INSTRUCTIONS FOR THE TASK: Transcribe all of the material exactly.

Dataset records

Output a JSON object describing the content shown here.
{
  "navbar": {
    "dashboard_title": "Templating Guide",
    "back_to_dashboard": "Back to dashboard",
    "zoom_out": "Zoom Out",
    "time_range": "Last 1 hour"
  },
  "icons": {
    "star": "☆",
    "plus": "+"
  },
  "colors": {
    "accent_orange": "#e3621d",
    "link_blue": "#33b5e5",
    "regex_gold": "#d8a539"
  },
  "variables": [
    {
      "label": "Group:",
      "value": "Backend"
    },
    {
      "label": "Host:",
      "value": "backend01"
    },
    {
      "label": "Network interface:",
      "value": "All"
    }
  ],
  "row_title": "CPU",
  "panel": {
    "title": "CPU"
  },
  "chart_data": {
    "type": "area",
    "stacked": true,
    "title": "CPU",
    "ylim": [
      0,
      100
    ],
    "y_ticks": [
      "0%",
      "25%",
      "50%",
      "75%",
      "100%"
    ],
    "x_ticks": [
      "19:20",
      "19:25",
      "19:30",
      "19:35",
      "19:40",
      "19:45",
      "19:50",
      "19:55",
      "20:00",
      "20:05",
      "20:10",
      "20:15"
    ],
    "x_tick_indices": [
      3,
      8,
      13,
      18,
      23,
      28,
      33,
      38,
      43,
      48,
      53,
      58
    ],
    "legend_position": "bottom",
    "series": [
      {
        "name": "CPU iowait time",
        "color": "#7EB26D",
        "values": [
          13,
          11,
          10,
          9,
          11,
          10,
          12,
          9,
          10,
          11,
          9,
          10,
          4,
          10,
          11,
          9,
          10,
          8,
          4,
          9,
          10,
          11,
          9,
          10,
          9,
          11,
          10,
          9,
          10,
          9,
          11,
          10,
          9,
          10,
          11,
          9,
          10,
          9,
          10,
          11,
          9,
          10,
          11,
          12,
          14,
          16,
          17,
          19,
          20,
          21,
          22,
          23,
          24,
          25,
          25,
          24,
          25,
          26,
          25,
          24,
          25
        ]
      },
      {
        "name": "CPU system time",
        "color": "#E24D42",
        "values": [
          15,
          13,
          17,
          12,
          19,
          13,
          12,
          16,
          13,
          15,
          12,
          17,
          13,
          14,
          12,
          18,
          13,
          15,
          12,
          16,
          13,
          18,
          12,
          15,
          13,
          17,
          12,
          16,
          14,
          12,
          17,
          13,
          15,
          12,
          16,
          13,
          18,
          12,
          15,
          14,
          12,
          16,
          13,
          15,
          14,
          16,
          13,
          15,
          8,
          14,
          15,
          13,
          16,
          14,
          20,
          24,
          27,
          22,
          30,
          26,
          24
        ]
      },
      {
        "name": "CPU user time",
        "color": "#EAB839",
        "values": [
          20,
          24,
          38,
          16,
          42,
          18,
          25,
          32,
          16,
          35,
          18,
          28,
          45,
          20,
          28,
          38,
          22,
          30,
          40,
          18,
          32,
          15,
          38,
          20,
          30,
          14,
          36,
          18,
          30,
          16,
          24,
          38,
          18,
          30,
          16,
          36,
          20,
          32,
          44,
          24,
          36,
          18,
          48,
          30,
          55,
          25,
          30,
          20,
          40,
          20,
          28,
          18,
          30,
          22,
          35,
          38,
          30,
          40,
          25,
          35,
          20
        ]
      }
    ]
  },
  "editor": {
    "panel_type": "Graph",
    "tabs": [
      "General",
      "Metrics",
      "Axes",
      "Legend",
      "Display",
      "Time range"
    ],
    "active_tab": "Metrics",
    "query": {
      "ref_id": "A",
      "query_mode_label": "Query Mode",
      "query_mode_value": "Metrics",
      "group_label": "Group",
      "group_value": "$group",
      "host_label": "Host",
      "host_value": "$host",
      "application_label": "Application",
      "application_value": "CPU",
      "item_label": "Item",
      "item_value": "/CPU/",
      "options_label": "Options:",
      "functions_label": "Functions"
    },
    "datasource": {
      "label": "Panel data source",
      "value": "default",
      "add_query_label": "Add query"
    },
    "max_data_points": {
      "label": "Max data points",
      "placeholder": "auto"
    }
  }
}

FINAL RESULT:
Output a JSON object describing the content shown here.
{
  "navbar": {
    "dashboard_title": "Templating Guide",
    "back_to_dashboard": "Back to dashboard",
    "zoom_out": "Zoom Out",
    "time_range": "Last 1 hour"
  },
  "icons": {
    "star": "☆",
    "plus": "+"
  },
  "colors": {
    "accent_orange": "#e3621d",
    "link_blue": "#33b5e5",
    "regex_gold": "#d8a539"
  },
  "variables": [
    {
      "label": "Group:",
      "value": "Backend"
    },
    {
      "label": "Host:",
      "value": "backend01"
    },
    {
      "label": "Network interface:",
      "value": "All"
    }
  ],
  "row_title": "CPU",
  "panel": {
    "title": "CPU"
  },
  "chart_data": {
    "type": "area",
    "stacked": true,
    "title": "CPU",
    "ylim": [
      0,
      100
    ],
    "y_ticks": [
      "0%",
      "25%",
      "50%",
      "75%",
      "100%"
    ],
    "x_ticks": [
      "19:20",
      "19:25",
      "19:30",
      "19:35",
      "19:40",
      "19:45",
      "19:50",
      "19:55",
      "20:00",
      "20:05",
      "20:10",
      "20:15"
    ],
    "x_tick_indices": [
      3,
      8,
      13,
      18,
      23,
      28,
      33,
      38,
      43,
      48,
      53,
      58
    ],
    "legend_position": "bottom",
    "series": [
      {
        "name": "CPU iowait time",
        "color": "#7EB26D",
        "values": [
          13,
          11,
          10,
          9,
          11,
          10,
          12,
          9,
          10,
          11,
          9,
          10,
          4,
          10,
          11,
          9,
          10,
          8,
          4,
          9,
          10,
          11,
          9,
          10,
          9,
          11,
          10,
          9,
          10,
          9,
          11,
          10,
          9,
          10,
          11,
          9,
          10,
          9,
          10,
          11,
          9,
          10,
          11,
          12,
          14,
          16,
          17,
          19,
          20,
          21,
          22,
          23,
          24,
          25,
          25,
          24,
          25,
          26,
          25,
          24,
          25
        ]
      },
      {
        "name": "CPU system time",
        "color": "#E24D42",
        "values": [
          15,
          13,
          17,
          12,
          19,
          13,
          12,
          16,
          13,
          15,
          12,
          17,
          13,
          14,
          12,
          18,
          13,
          15,
          12,
          16,
          13,
          18,
          12,
          15,
          13,
          17,
          12,
          16,
          14,
          12,
          17,
          13,
          15,
          12,
          16,
          13,
          18,
          12,
          15,
          14,
          12,
          16,
          13,
          15,
          14,
          16,
          13,
          15,
          8,
          14,
          15,
          13,
          16,
          14,
          20,
          24,
          27,
          22,
          30,
          26,
          24
        ]
      },
      {
        "name": "CPU user time",
        "color": "#EAB839",
        "values": [
          20,
          24,
          38,
          16,
          42,
          18,
          25,
          32,
          16,
          35,
          18,
          28,
          45,
          20,
          28,
          38,
          22,
          30,
          40,
          18,
          32,
          15,
          38,
          20,
          30,
          14,
          36,
          18,
          30,
          16,
          24,
          38,
          18,
          30,
          16,
          36,
          20,
          32,
          44,
          24,
          36,
          18,
          48,
          30,
          55,
          25,
          30,
          20,
          40,
          20,
          28,
          18,
          30,
          22,
          35,
          38,
          30,
          40,
          25,
          35,
          20
        ]
      }
    ]
  },
  "editor": {
    "panel_type": "Graph",
    "tabs": [
      "General",
      "Metrics",
      "Axes",
      "Legend",
      "Display",
      "Time range"
    ],
    "active_tab": "Metrics",
    "query": {
      "ref_id": "A",
      "query_mode_label": "Query Mode",
      "query_mode_value": "Metrics",
      "group_label": "Group",
      "group_value": "$group",
      "host_label": "Host",
      "host_value": "$host",
      "application_label": "Application",
      "application_value": "CPU",
      "item_label": "Item",
      "item_value": "/CPU/",
      "options_label": "Options:",
      "functions_label": "Functions"
    },
    "datasource": {
      "label": "Panel data source",
      "value": "default",
      "add_query_label": "Add query"
    },
    "max_data_points": {
      "label": "Max data points",
      "placeholder": "auto"
    }
  }
}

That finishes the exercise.